** START OF EXCERPTED DATA **

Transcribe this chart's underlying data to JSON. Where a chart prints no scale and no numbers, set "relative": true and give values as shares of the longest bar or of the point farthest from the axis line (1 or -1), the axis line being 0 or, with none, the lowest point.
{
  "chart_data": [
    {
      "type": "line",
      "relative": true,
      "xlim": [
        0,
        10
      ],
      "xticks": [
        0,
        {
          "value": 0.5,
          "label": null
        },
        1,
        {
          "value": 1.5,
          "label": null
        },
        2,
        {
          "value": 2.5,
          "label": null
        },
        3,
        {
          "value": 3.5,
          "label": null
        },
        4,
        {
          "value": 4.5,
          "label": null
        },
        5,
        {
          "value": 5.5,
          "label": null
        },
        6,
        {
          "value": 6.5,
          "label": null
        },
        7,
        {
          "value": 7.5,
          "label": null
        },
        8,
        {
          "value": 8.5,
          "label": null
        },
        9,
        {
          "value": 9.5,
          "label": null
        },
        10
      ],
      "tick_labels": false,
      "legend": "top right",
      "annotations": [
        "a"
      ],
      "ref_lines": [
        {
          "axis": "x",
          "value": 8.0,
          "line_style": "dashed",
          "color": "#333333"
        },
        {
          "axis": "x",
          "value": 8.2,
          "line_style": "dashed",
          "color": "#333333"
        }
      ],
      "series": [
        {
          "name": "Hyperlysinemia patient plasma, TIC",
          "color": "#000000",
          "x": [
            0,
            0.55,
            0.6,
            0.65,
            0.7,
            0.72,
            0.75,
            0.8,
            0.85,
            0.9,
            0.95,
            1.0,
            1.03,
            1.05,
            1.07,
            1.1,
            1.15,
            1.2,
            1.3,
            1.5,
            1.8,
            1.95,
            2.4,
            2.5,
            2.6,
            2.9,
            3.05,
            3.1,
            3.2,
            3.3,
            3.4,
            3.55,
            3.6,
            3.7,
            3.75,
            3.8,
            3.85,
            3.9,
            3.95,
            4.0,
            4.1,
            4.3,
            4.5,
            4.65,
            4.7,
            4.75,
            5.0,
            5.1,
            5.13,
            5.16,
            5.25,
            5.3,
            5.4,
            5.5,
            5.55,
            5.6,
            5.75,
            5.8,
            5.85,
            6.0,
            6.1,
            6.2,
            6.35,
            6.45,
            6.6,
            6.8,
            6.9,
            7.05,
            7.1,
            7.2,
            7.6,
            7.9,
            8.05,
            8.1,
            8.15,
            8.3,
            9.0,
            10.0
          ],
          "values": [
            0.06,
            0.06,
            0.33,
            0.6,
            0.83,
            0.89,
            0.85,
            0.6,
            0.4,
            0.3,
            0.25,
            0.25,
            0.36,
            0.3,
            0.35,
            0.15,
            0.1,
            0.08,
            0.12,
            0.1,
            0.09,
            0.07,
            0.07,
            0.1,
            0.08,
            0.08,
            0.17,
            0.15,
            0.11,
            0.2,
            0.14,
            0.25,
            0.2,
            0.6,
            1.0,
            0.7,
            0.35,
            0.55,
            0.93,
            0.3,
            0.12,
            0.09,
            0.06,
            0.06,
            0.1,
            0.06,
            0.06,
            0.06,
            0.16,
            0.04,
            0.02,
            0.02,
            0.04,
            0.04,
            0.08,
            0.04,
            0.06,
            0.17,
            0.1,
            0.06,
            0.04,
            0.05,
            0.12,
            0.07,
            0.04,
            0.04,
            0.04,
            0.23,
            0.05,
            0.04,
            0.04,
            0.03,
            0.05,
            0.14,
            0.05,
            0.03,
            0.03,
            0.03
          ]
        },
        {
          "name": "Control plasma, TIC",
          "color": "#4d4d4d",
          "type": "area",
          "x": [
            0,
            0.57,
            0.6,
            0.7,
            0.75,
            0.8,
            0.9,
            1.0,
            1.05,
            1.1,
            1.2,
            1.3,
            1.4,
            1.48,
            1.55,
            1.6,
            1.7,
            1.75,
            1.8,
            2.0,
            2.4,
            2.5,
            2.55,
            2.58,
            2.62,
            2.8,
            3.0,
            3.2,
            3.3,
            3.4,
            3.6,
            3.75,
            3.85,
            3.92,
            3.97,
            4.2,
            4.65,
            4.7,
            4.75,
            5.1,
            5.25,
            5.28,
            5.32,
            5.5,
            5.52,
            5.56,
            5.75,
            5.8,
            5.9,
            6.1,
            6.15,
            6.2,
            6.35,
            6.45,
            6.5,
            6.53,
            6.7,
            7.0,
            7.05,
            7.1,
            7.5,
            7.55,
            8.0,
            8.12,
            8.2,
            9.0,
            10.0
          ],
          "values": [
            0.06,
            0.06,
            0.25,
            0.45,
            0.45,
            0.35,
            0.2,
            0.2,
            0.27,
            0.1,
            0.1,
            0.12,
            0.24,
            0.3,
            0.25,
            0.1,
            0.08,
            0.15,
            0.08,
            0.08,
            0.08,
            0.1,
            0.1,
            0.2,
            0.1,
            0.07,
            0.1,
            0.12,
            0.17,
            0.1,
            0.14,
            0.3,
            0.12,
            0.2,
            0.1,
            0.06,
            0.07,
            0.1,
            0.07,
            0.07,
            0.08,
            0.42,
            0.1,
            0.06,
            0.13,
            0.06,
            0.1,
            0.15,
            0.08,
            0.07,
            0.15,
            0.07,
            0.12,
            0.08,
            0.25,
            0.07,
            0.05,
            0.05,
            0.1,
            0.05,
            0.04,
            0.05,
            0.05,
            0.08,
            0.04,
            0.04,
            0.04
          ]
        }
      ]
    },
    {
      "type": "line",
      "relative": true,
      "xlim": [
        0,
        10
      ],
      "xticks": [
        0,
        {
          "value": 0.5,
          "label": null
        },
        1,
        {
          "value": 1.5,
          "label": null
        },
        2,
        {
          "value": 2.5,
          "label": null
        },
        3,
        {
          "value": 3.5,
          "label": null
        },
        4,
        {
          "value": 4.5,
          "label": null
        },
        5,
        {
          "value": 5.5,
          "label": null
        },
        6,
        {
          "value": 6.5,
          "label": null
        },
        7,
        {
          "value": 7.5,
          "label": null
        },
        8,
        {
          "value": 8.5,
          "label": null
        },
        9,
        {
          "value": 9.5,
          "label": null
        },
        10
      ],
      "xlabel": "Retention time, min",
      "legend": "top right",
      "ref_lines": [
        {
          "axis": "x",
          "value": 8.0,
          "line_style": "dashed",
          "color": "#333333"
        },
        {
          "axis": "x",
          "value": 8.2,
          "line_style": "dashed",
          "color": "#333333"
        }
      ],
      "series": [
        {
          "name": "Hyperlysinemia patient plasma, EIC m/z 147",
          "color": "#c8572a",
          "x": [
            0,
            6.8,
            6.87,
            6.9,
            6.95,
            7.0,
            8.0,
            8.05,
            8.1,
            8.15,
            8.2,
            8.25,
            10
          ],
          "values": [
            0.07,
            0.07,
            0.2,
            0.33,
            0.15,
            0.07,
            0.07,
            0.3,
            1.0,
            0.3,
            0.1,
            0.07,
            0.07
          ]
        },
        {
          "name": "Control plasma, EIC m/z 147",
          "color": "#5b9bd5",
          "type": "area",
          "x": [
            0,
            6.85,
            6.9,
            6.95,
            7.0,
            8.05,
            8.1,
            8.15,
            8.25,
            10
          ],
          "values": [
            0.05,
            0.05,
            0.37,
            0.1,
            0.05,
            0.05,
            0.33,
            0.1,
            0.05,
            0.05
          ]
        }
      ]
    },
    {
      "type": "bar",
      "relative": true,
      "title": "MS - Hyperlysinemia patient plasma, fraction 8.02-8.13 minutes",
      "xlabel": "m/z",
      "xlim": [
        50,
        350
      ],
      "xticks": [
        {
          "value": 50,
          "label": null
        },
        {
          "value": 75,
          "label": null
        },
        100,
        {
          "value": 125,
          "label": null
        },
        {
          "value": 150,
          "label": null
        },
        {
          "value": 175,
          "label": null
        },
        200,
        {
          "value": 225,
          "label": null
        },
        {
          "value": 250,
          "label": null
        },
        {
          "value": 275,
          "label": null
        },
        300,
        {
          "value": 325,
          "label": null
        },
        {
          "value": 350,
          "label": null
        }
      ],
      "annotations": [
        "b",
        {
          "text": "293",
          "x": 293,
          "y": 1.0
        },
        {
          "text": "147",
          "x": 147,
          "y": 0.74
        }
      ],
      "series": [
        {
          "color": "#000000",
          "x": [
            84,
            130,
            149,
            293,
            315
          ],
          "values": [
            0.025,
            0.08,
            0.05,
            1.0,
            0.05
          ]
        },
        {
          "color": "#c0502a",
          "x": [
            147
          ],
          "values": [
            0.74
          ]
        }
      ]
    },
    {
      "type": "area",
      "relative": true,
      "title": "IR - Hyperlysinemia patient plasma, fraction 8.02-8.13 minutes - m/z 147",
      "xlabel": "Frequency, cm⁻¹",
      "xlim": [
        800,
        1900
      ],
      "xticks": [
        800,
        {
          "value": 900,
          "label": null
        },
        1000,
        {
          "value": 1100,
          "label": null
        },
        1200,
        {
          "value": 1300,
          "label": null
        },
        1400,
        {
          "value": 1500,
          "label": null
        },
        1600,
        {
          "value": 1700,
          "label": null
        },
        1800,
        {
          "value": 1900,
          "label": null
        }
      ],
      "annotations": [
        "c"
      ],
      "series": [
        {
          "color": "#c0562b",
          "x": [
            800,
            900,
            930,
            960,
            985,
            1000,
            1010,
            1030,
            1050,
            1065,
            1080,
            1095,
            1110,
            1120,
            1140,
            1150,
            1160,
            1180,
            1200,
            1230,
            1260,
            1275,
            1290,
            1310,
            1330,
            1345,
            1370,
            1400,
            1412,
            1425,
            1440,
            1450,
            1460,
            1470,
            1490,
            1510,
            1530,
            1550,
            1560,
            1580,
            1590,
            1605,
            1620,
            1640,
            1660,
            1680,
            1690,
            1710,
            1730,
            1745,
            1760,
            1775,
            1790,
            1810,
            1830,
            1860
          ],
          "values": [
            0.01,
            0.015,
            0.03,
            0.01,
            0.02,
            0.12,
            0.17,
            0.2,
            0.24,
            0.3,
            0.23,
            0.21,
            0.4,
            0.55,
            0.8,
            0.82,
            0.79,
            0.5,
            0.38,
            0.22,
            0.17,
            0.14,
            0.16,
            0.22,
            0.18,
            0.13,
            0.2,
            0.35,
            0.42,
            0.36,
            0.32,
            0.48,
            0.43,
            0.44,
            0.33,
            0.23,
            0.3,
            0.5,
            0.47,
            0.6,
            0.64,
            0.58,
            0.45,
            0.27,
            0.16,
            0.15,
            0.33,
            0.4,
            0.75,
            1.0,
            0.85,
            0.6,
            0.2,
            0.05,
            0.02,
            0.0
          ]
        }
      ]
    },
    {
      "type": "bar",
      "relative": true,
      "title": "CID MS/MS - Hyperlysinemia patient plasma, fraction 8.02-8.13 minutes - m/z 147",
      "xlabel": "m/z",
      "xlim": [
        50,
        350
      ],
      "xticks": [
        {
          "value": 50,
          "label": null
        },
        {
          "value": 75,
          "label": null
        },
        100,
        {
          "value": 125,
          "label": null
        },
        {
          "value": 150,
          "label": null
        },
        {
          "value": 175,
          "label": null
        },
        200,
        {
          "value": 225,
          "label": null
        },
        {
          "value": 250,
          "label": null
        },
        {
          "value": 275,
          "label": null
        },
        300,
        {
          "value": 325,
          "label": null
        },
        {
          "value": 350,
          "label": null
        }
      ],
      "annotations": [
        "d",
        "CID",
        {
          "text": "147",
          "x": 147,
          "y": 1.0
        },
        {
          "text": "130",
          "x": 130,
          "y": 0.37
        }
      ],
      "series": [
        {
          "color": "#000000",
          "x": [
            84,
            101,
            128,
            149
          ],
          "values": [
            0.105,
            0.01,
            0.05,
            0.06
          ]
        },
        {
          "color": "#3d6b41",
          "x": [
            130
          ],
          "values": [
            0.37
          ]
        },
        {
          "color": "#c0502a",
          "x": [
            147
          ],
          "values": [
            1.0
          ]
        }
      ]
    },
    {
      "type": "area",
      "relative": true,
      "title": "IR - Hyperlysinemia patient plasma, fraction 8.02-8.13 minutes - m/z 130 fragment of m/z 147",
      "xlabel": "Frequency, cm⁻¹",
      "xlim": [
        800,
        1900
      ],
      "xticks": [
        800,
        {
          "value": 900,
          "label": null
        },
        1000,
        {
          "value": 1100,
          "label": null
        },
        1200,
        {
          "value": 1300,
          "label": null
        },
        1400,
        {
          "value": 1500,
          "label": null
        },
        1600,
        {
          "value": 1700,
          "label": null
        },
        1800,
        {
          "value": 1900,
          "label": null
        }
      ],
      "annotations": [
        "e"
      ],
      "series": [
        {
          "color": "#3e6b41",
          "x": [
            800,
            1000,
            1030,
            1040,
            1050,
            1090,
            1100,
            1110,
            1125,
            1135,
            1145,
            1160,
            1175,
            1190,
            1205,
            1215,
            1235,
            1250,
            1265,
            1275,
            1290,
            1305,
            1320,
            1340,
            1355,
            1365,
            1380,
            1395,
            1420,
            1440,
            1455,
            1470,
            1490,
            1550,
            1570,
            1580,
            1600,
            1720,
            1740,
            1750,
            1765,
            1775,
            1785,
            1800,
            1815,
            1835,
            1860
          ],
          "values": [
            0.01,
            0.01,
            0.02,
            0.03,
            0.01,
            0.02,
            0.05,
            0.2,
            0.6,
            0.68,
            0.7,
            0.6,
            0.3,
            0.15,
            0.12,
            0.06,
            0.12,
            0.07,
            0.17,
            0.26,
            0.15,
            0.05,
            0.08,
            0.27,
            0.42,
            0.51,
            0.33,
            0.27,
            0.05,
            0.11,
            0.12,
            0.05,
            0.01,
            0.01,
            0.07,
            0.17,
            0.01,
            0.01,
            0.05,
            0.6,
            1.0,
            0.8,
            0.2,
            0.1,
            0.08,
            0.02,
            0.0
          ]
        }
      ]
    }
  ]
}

** END OF EXCERPTED DATA **

● REQUIREMENT: Where a line in the material contains "patient", copy that line.

● ANSWER TO THIS PROBLEM:
          "name": "Hyperlysinemia patient plasma, TIC",
          "name": "Hyperlysinemia patient plasma, EIC m/z 147",
      "title": "MS - Hyperlysinemia patient plasma, fraction 8.02-8.13 minutes",
      "title": "IR - Hyperlysinemia patient plasma, fraction 8.02-8.13 minutes - m/z 147",
      "title": "CID MS/MS - Hyperlysinemia patient plasma, fraction 8.02-8.13 minutes - m/z 147",
      "title": "IR - Hyperlysinemia patient plasma, fraction 8.02-8.13 minutes - m/z 130 fragment of m/z 147",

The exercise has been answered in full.